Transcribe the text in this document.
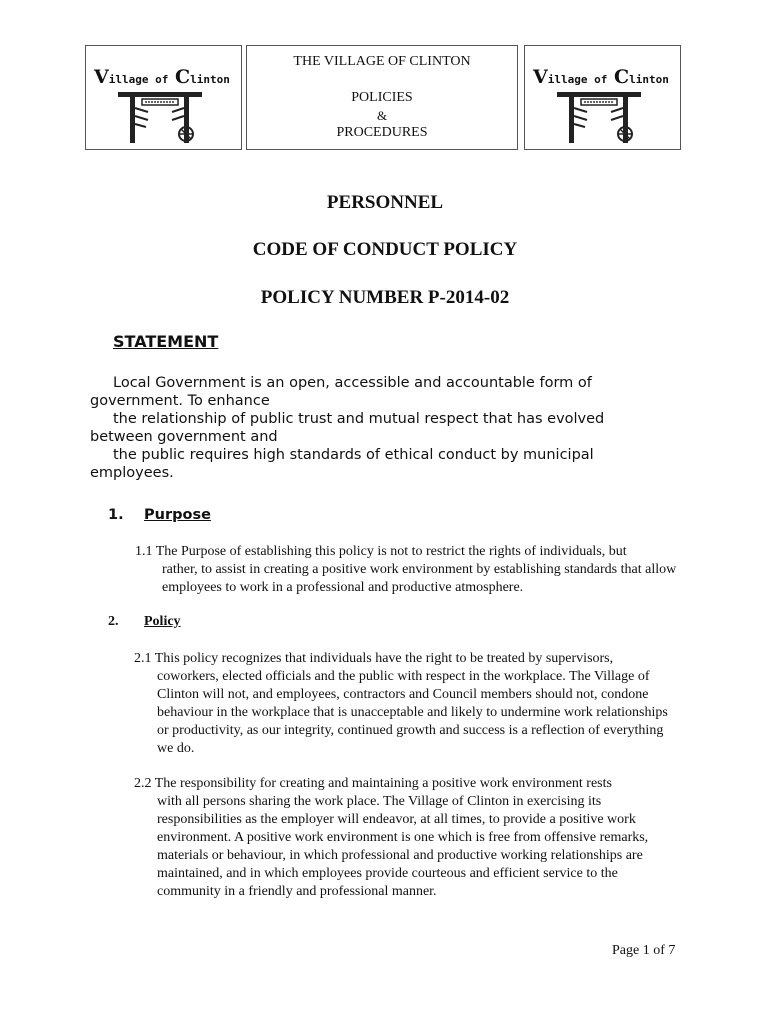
Village of Clinton
THE VILLAGE OF CLINTON
POLICIES
&
PROCEDURES
Village of Clinton
PERSONNEL
CODE OF CONDUCT POLICY
POLICY NUMBER P-2014-02
STATEMENT
Local Government is an open, accessible and accountable form of
government. To enhance
the relationship of public trust and mutual respect that has evolved
between government and
the public requires high standards of ethical conduct by municipal
employees.
1. Purpose
1.1 The Purpose of establishing this policy is not to restrict the rights of individuals, but
rather, to assist in creating a positive work environment by establishing standards that allow employees to work in a professional and productive atmosphere.
2. Policy
2.1 This policy recognizes that individuals have the right to be treated by supervisors,
coworkers, elected officials and the public with respect in the workplace. The Village of Clinton will not, and employees, contractors and Council members should not, condone behaviour in the workplace that is unacceptable and likely to undermine work relationships or productivity, as our integrity, continued growth and success is a reflection of everything we do.
2.2 The responsibility for creating and maintaining a positive work environment rests
with all persons sharing the work place. The Village of Clinton in exercising its responsibilities as the employer will endeavor, at all times, to provide a positive work environment. A positive work environment is one which is free from offensive remarks, materials or behaviour, in which professional and productive working relationships are maintained, and in which employees provide courteous and efficient service to the community in a friendly and professional manner.
Page 1 of 7
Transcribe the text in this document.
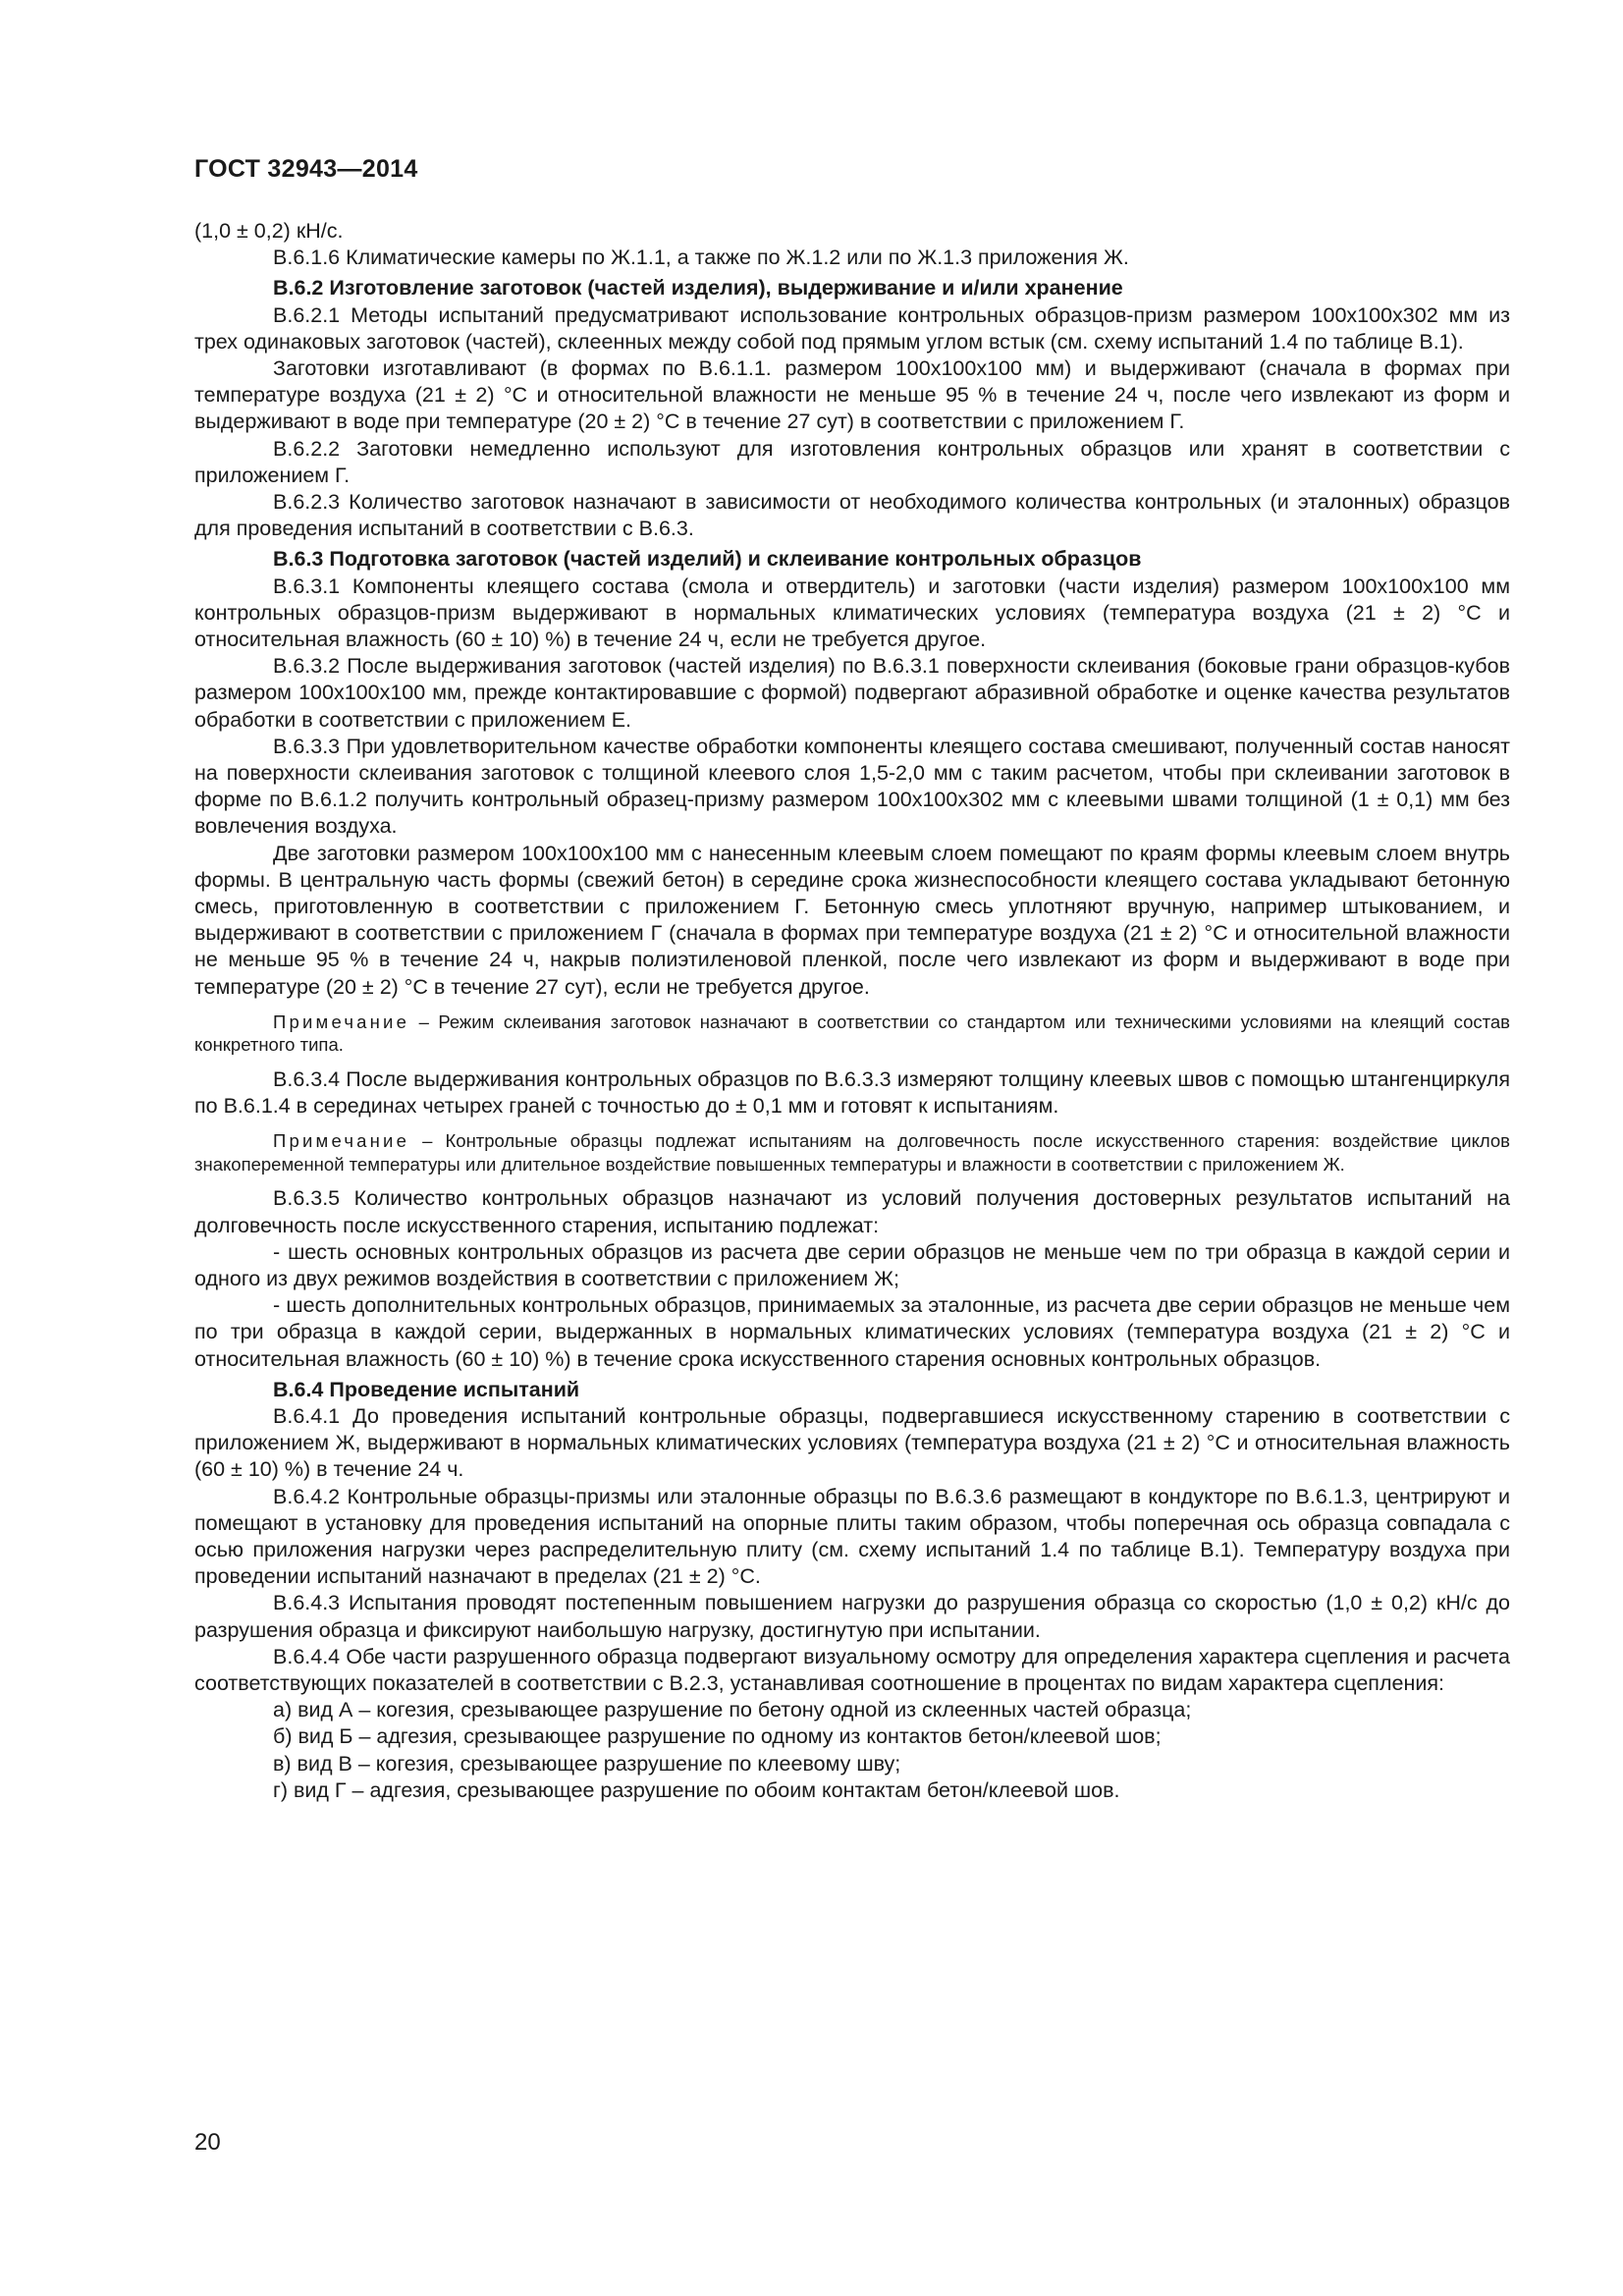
ГОСТ 32943—2014

(1,0 ± 0,2) кН/с.

В.6.1.6 Климатические камеры по Ж.1.1, а также по Ж.1.2 или по Ж.1.3 приложения Ж.

В.6.2 Изготовление заготовок (частей изделия), выдерживание и и/или хранение

В.6.2.1 Методы испытаний предусматривают использование контрольных образцов-призм размером 100x100x302 мм из трех одинаковых заготовок (частей), склеенных между собой под прямым углом встык (см. схему испытаний 1.4 по таблице В.1).

Заготовки изготавливают (в формах по В.6.1.1. размером 100x100x100 мм) и выдерживают (сначала в формах при температуре воздуха (21 ± 2) °С и относительной влажности не меньше 95 % в течение 24 ч, после чего извлекают из форм и выдерживают в воде при температуре (20 ± 2) °С в течение 27 сут) в соответствии с приложением Г.

В.6.2.2 Заготовки немедленно используют для изготовления контрольных образцов или хранят в соответствии с приложением Г.

В.6.2.3 Количество заготовок назначают в зависимости от необходимого количества контрольных (и эталонных) образцов для проведения испытаний в соответствии с В.6.3.

В.6.3 Подготовка заготовок (частей изделий) и склеивание контрольных образцов

В.6.3.1 Компоненты клеящего состава (смола и отвердитель) и заготовки (части изделия) размером 100x100x100 мм контрольных образцов-призм выдерживают в нормальных климатических условиях (температура воздуха (21 ± 2) °С и относительная влажность (60 ± 10) %) в течение 24 ч, если не требуется другое.

В.6.3.2 После выдерживания заготовок (частей изделия) по В.6.3.1 поверхности склеивания (боковые грани образцов-кубов размером 100x100x100 мм, прежде контактировавшие с формой) подвергают абразивной обработке и оценке качества результатов обработки в соответствии с приложением Е.

В.6.3.3 При удовлетворительном качестве обработки компоненты клеящего состава смешивают, полученный состав наносят на поверхности склеивания заготовок с толщиной клеевого слоя 1,5-2,0 мм с таким расчетом, чтобы при склеивании заготовок в форме по В.6.1.2 получить контрольный образец-призму размером 100x100x302 мм с клеевыми швами толщиной (1 ± 0,1) мм без вовлечения воздуха.

Две заготовки размером 100x100x100 мм с нанесенным клеевым слоем помещают по краям формы клеевым слоем внутрь формы. В центральную часть формы (свежий бетон) в середине срока жизнеспособности клеящего состава укладывают бетонную смесь, приготовленную в соответствии с приложением Г. Бетонную смесь уплотняют вручную, например штыкованием, и выдерживают в соответствии с приложением Г (сначала в формах при температуре воздуха (21 ± 2) °С и относительной влажности не меньше 95 % в течение 24 ч, накрыв полиэтиленовой пленкой, после чего извлекают из форм и выдерживают в воде при температуре (20 ± 2) °С в течение 27 сут), если не требуется другое.

Примечание – Режим склеивания заготовок назначают в соответствии со стандартом или техническими условиями на клеящий состав конкретного типа.

В.6.3.4 После выдерживания контрольных образцов по В.6.3.3 измеряют толщину клеевых швов с помощью штангенциркуля по В.6.1.4 в серединах четырех граней с точностью до ± 0,1 мм и готовят к испытаниям.

Примечание – Контрольные образцы подлежат испытаниям на долговечность после искусственного старения: воздействие циклов знакопеременной температуры или длительное воздействие повышенных температуры и влажности в соответствии с приложением Ж.

В.6.3.5 Количество контрольных образцов назначают из условий получения достоверных результатов испытаний на долговечность после искусственного старения, испытанию подлежат:

- шесть основных контрольных образцов из расчета две серии образцов не меньше чем по три образца в каждой серии и одного из двух режимов воздействия в соответствии с приложением Ж;

- шесть дополнительных контрольных образцов, принимаемых за эталонные, из расчета две серии образцов не меньше чем по три образца в каждой серии, выдержанных в нормальных климатических условиях (температура воздуха (21 ± 2) °С и относительная влажность (60 ± 10) %) в течение срока искусственного старения основных контрольных образцов.

В.6.4 Проведение испытаний

В.6.4.1 До проведения испытаний контрольные образцы, подвергавшиеся искусственному старению в соответствии с приложением Ж, выдерживают в нормальных климатических условиях (температура воздуха (21 ± 2) °С и относительная влажность (60 ± 10) %) в течение 24 ч.

В.6.4.2 Контрольные образцы-призмы или эталонные образцы по В.6.3.6 размещают в кондукторе по В.6.1.3, центрируют и помещают в установку для проведения испытаний на опорные плиты таким образом, чтобы поперечная ось образца совпадала с осью приложения нагрузки через распределительную плиту (см. схему испытаний 1.4 по таблице В.1). Температуру воздуха при проведении испытаний назначают в пределах (21 ± 2) °С.

В.6.4.3 Испытания проводят постепенным повышением нагрузки до разрушения образца со скоростью (1,0 ± 0,2) кН/с до разрушения образца и фиксируют наибольшую нагрузку, достигнутую при испытании.

В.6.4.4 Обе части разрушенного образца подвергают визуальному осмотру для определения характера сцепления и расчета соответствующих показателей в соответствии с В.2.3, устанавливая соотношение в процентах по видам характера сцепления:

а) вид А – когезия, срезывающее разрушение по бетону одной из склеенных частей образца;

б) вид Б – адгезия, срезывающее разрушение по одному из контактов бетон/клеевой шов;

в) вид В – когезия, срезывающее разрушение по клеевому шву;

г) вид Г – адгезия, срезывающее разрушение по обоим контактам бетон/клеевой шов.

20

━━━━━━━━━━━━━━━━━━━━

YOUR INSTRUCTIONS> Show each line holding the word "долговечность".

RESULT FOR THIS EXERCISE>
Примечание – Контрольные образцы подлежат испытаниям на долговечность после искусственного старения: воздействие циклов знакопеременной температуры или длительное воздействие повышенных температуры и влажности в соответствии с приложением Ж.
В.6.3.5 Количество контрольных образцов назначают из условий получения достоверных результатов испытаний на долговечность после искусственного старения, испытанию подлежат:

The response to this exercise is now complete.